Given task: Every line of the material that follows must be printed again exactly.

Given data:
──────────────────────────────
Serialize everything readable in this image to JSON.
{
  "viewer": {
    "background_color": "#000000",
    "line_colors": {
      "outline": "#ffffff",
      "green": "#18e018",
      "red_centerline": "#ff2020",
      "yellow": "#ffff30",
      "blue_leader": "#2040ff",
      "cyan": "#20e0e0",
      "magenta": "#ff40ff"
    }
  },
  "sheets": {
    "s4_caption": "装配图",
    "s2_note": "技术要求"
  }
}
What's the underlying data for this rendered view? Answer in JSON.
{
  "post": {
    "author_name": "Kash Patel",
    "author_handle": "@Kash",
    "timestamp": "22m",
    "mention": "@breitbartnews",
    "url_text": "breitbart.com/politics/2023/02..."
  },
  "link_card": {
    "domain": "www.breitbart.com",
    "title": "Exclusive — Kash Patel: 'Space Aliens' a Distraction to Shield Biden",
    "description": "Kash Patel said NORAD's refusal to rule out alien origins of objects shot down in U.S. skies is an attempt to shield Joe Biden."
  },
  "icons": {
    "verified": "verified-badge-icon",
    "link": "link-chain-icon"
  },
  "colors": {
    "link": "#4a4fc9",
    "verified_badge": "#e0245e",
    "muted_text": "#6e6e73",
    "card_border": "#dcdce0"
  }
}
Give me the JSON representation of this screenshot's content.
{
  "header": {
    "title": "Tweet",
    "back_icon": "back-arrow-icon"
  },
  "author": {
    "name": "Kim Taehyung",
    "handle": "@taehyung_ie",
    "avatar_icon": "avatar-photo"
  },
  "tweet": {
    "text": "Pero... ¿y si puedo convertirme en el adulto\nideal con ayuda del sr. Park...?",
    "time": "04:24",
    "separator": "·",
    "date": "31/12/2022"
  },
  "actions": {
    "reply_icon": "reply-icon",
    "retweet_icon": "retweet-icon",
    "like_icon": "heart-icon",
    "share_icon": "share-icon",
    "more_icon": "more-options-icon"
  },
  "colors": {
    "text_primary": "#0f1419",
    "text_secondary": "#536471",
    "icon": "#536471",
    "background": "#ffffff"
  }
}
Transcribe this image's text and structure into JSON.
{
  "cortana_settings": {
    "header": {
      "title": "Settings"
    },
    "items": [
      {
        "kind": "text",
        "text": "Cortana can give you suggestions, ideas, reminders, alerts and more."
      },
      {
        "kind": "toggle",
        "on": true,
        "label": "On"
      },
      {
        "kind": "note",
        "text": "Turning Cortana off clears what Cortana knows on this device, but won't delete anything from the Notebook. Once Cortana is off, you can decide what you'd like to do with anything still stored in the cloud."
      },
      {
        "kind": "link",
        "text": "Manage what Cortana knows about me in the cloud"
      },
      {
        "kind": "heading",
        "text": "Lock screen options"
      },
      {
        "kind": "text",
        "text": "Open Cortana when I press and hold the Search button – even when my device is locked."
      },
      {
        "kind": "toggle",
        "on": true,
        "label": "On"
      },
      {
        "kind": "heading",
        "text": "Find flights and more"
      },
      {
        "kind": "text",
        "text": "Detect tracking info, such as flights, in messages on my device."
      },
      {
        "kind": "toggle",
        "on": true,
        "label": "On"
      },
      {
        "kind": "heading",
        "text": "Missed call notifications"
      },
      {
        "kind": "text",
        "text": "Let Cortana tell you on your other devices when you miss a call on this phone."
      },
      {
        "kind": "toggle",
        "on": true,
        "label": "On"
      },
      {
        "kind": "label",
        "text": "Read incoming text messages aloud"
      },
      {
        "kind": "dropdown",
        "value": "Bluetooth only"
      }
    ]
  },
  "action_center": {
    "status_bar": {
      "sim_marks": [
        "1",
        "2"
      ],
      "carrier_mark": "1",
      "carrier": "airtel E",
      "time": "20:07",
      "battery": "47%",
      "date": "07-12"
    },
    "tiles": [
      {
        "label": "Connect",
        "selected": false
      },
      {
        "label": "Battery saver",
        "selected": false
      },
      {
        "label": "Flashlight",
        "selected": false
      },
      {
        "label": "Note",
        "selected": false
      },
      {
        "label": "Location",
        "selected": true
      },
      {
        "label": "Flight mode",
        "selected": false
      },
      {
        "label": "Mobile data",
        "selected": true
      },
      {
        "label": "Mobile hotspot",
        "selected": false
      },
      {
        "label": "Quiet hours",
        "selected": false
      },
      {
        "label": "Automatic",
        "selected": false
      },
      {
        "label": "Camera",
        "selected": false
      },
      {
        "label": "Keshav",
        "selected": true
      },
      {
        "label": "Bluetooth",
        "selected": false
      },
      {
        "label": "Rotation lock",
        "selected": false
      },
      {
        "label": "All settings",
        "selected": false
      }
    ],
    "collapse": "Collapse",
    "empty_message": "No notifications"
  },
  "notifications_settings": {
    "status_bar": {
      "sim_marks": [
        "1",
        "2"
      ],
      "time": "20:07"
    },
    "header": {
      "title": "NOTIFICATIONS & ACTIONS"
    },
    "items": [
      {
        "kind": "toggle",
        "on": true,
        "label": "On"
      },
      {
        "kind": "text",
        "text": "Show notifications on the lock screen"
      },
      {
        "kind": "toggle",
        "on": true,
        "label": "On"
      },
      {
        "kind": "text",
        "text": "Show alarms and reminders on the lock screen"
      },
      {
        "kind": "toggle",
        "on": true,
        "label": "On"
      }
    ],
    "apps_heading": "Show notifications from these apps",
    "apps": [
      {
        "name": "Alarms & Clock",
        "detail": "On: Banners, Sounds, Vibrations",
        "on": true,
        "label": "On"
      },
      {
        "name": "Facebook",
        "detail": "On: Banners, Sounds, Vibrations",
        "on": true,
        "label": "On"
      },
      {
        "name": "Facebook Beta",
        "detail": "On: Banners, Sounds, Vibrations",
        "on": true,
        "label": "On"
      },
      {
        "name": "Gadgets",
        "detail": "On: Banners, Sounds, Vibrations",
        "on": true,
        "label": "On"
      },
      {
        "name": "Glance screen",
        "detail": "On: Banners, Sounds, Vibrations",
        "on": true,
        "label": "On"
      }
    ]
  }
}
──────────────────────────────
Task result:
Serialize everything readable in this image to JSON.
{
  "viewer": {
    "background_color": "#000000",
    "line_colors": {
      "outline": "#ffffff",
      "green": "#18e018",
      "red_centerline": "#ff2020",
      "yellow": "#ffff30",
      "blue_leader": "#2040ff",
      "cyan": "#20e0e0",
      "magenta": "#ff40ff"
    }
  },
  "sheets": {
    "s4_caption": "装配图",
    "s2_note": "技术要求"
  }
}
What's the underlying data for this rendered view? Answer in JSON.
{
  "post": {
    "author_name": "Kash Patel",
    "author_handle": "@Kash",
    "timestamp": "22m",
    "mention": "@breitbartnews",
    "url_text": "breitbart.com/politics/2023/02..."
  },
  "link_card": {
    "domain": "www.breitbart.com",
    "title": "Exclusive — Kash Patel: 'Space Aliens' a Distraction to Shield Biden",
    "description": "Kash Patel said NORAD's refusal to rule out alien origins of objects shot down in U.S. skies is an attempt to shield Joe Biden."
  },
  "icons": {
    "verified": "verified-badge-icon",
    "link": "link-chain-icon"
  },
  "colors": {
    "link": "#4a4fc9",
    "verified_badge": "#e0245e",
    "muted_text": "#6e6e73",
    "card_border": "#dcdce0"
  }
}
Give me the JSON representation of this screenshot's content.
{
  "header": {
    "title": "Tweet",
    "back_icon": "back-arrow-icon"
  },
  "author": {
    "name": "Kim Taehyung",
    "handle": "@taehyung_ie",
    "avatar_icon": "avatar-photo"
  },
  "tweet": {
    "text": "Pero... ¿y si puedo convertirme en el adulto\nideal con ayuda del sr. Park...?",
    "time": "04:24",
    "separator": "·",
    "date": "31/12/2022"
  },
  "actions": {
    "reply_icon": "reply-icon",
    "retweet_icon": "retweet-icon",
    "like_icon": "heart-icon",
    "share_icon": "share-icon",
    "more_icon": "more-options-icon"
  },
  "colors": {
    "text_primary": "#0f1419",
    "text_secondary": "#536471",
    "icon": "#536471",
    "background": "#ffffff"
  }
}
Transcribe this image's text and structure into JSON.
{
  "cortana_settings": {
    "header": {
      "title": "Settings"
    },
    "items": [
      {
        "kind": "text",
        "text": "Cortana can give you suggestions, ideas, reminders, alerts and more."
      },
      {
        "kind": "toggle",
        "on": true,
        "label": "On"
      },
      {
        "kind": "note",
        "text": "Turning Cortana off clears what Cortana knows on this device, but won't delete anything from the Notebook. Once Cortana is off, you can decide what you'd like to do with anything still stored in the cloud."
      },
      {
        "kind": "link",
        "text": "Manage what Cortana knows about me in the cloud"
      },
      {
        "kind": "heading",
        "text": "Lock screen options"
      },
      {
        "kind": "text",
        "text": "Open Cortana when I press and hold the Search button – even when my device is locked."
      },
      {
        "kind": "toggle",
        "on": true,
        "label": "On"
      },
      {
        "kind": "heading",
        "text": "Find flights and more"
      },
      {
        "kind": "text",
        "text": "Detect tracking info, such as flights, in messages on my device."
      },
      {
        "kind": "toggle",
        "on": true,
        "label": "On"
      },
      {
        "kind": "heading",
        "text": "Missed call notifications"
      },
      {
        "kind": "text",
        "text": "Let Cortana tell you on your other devices when you miss a call on this phone."
      },
      {
        "kind": "toggle",
        "on": true,
        "label": "On"
      },
      {
        "kind": "label",
        "text": "Read incoming text messages aloud"
      },
      {
        "kind": "dropdown",
        "value": "Bluetooth only"
      }
    ]
  },
  "action_center": {
    "status_bar": {
      "sim_marks": [
        "1",
        "2"
      ],
      "carrier_mark": "1",
      "carrier": "airtel E",
      "time": "20:07",
      "battery": "47%",
      "date": "07-12"
    },
    "tiles": [
      {
        "label": "Connect",
        "selected": false
      },
      {
        "label": "Battery saver",
        "selected": false
      },
      {
        "label": "Flashlight",
        "selected": false
      },
      {
        "label": "Note",
        "selected": false
      },
      {
        "label": "Location",
        "selected": true
      },
      {
        "label": "Flight mode",
        "selected": false
      },
      {
        "label": "Mobile data",
        "selected": true
      },
      {
        "label": "Mobile hotspot",
        "selected": false
      },
      {
        "label": "Quiet hours",
        "selected": false
      },
      {
        "label": "Automatic",
        "selected": false
      },
      {
        "label": "Camera",
        "selected": false
      },
      {
        "label": "Keshav",
        "selected": true
      },
      {
        "label": "Bluetooth",
        "selected": false
      },
      {
        "label": "Rotation lock",
        "selected": false
      },
      {
        "label": "All settings",
        "selected": false
      }
    ],
    "collapse": "Collapse",
    "empty_message": "No notifications"
  },
  "notifications_settings": {
    "status_bar": {
      "sim_marks": [
        "1",
        "2"
      ],
      "time": "20:07"
    },
    "header": {
      "title": "NOTIFICATIONS & ACTIONS"
    },
    "items": [
      {
        "kind": "toggle",
        "on": true,
        "label": "On"
      },
      {
        "kind": "text",
        "text": "Show notifications on the lock screen"
      },
      {
        "kind": "toggle",
        "on": true,
        "label": "On"
      },
      {
        "kind": "text",
        "text": "Show alarms and reminders on the lock screen"
      },
      {
        "kind": "toggle",
        "on": true,
        "label": "On"
      }
    ],
    "apps_heading": "Show notifications from these apps",
    "apps": [
      {
        "name": "Alarms & Clock",
        "detail": "On: Banners, Sounds, Vibrations",
        "on": true,
        "label": "On"
      },
      {
        "name": "Facebook",
        "detail": "On: Banners, Sounds, Vibrations",
        "on": true,
        "label": "On"
      },
      {
        "name": "Facebook Beta",
        "detail": "On: Banners, Sounds, Vibrations",
        "on": true,
        "label": "On"
      },
      {
        "name": "Gadgets",
        "detail": "On: Banners, Sounds, Vibrations",
        "on": true,
        "label": "On"
      },
      {
        "name": "Glance screen",
        "detail": "On: Banners, Sounds, Vibrations",
        "on": true,
        "label": "On"
      }
    ]
  }
}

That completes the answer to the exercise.